TASK DIRECTIONS – Copy the records exactly as they appear, starting at the beginning and ending with the line that contains "The long moving rail 53L is at (173, 252).", including that line.

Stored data
-.-.-

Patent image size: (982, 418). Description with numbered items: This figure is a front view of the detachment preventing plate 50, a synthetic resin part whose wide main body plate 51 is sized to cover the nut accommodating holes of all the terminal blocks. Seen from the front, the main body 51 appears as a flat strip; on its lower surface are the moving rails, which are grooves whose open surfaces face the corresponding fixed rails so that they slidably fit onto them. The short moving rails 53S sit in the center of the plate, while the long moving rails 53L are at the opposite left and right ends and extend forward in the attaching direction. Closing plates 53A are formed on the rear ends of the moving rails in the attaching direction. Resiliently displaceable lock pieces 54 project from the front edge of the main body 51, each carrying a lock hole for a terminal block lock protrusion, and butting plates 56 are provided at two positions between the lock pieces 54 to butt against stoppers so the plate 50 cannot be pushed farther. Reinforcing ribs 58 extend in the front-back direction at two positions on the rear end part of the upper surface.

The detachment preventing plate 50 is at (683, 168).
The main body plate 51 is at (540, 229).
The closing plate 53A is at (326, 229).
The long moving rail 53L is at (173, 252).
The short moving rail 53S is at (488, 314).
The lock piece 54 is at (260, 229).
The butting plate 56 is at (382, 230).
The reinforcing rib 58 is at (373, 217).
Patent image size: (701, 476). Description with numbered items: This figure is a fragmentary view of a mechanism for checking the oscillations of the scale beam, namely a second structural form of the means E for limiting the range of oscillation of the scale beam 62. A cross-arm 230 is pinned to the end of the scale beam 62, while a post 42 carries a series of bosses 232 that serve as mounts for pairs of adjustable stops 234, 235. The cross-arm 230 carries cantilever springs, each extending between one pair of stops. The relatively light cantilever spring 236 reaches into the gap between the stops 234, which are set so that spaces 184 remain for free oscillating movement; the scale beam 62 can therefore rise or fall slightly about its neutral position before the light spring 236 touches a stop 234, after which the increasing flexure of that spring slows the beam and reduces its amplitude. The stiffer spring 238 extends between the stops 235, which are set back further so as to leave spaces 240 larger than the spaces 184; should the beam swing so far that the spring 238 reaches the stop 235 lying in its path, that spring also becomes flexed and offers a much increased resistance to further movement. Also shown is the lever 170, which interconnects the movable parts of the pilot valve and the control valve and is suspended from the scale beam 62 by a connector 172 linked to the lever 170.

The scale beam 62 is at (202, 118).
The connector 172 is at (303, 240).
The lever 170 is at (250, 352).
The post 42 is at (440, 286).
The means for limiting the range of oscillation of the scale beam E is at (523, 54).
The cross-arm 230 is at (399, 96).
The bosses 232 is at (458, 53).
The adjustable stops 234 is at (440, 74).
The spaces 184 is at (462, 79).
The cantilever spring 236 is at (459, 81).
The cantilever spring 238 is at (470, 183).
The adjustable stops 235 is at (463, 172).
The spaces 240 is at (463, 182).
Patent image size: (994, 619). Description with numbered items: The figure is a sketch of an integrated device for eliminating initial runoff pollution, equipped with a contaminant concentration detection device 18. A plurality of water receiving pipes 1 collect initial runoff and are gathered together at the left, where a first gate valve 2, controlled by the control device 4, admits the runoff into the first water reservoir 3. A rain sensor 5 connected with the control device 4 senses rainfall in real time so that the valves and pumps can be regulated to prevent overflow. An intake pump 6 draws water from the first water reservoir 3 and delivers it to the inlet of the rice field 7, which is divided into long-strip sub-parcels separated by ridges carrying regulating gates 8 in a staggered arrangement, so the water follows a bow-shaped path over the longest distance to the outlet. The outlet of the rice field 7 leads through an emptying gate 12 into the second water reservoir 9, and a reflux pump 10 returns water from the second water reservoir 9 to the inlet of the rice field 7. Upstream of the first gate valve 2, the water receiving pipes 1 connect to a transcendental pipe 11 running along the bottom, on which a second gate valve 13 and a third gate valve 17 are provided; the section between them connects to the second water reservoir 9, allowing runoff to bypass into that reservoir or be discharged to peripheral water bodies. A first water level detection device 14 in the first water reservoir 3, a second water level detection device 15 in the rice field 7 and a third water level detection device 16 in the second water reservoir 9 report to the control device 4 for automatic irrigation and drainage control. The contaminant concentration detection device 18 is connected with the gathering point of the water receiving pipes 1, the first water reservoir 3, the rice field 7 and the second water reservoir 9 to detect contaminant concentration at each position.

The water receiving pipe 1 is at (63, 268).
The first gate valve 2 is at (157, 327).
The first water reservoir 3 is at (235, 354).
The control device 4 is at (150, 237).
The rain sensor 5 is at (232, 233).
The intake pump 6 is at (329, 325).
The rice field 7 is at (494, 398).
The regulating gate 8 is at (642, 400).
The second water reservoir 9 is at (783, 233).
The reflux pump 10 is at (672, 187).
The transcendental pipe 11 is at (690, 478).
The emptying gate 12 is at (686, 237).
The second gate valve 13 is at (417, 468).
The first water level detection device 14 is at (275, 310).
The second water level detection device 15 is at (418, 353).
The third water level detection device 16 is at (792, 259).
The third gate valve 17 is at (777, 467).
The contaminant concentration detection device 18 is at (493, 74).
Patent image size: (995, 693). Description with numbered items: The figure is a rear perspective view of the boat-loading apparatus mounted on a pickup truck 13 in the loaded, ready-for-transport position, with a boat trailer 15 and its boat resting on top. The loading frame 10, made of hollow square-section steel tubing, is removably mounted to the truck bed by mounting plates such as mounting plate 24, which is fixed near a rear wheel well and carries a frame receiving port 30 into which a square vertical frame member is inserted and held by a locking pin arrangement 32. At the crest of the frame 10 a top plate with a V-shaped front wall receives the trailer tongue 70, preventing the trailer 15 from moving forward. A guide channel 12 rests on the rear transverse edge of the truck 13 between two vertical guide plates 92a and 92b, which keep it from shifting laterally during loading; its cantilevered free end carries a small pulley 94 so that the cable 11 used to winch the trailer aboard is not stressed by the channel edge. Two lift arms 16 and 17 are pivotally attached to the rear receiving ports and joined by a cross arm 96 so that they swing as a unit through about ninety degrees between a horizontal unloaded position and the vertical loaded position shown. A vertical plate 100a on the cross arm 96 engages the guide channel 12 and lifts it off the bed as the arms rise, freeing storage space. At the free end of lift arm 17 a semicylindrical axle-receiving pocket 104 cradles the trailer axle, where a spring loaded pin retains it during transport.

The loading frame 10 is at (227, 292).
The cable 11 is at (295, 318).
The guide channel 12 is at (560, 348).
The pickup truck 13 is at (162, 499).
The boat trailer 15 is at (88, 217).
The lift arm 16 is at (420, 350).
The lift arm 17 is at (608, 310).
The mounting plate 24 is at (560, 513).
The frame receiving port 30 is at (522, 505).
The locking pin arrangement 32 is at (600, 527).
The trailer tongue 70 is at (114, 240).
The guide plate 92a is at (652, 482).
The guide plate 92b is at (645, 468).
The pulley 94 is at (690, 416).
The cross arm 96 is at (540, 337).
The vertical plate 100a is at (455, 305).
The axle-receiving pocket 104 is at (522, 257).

-.-.-

EXPECTED ANSWER –
Patent image size: (982, 418). Description with numbered items: This figure is a front view of the detachment preventing plate 50, a synthetic resin part whose wide main body plate 51 is sized to cover the nut accommodating holes of all the terminal blocks. Seen from the front, the main body 51 appears as a flat strip; on its lower surface are the moving rails, which are grooves whose open surfaces face the corresponding fixed rails so that they slidably fit onto them. The short moving rails 53S sit in the center of the plate, while the long moving rails 53L are at the opposite left and right ends and extend forward in the attaching direction. Closing plates 53A are formed on the rear ends of the moving rails in the attaching direction. Resiliently displaceable lock pieces 54 project from the front edge of the main body 51, each carrying a lock hole for a terminal block lock protrusion, and butting plates 56 are provided at two positions between the lock pieces 54 to butt against stoppers so the plate 50 cannot be pushed farther. Reinforcing ribs 58 extend in the front-back direction at two positions on the rear end part of the upper surface.

The detachment preventing plate 50 is at (683, 168).
The main body plate 51 is at (540, 229).
The closing plate 53A is at (326, 229).
The long moving rail 53L is at (173, 252).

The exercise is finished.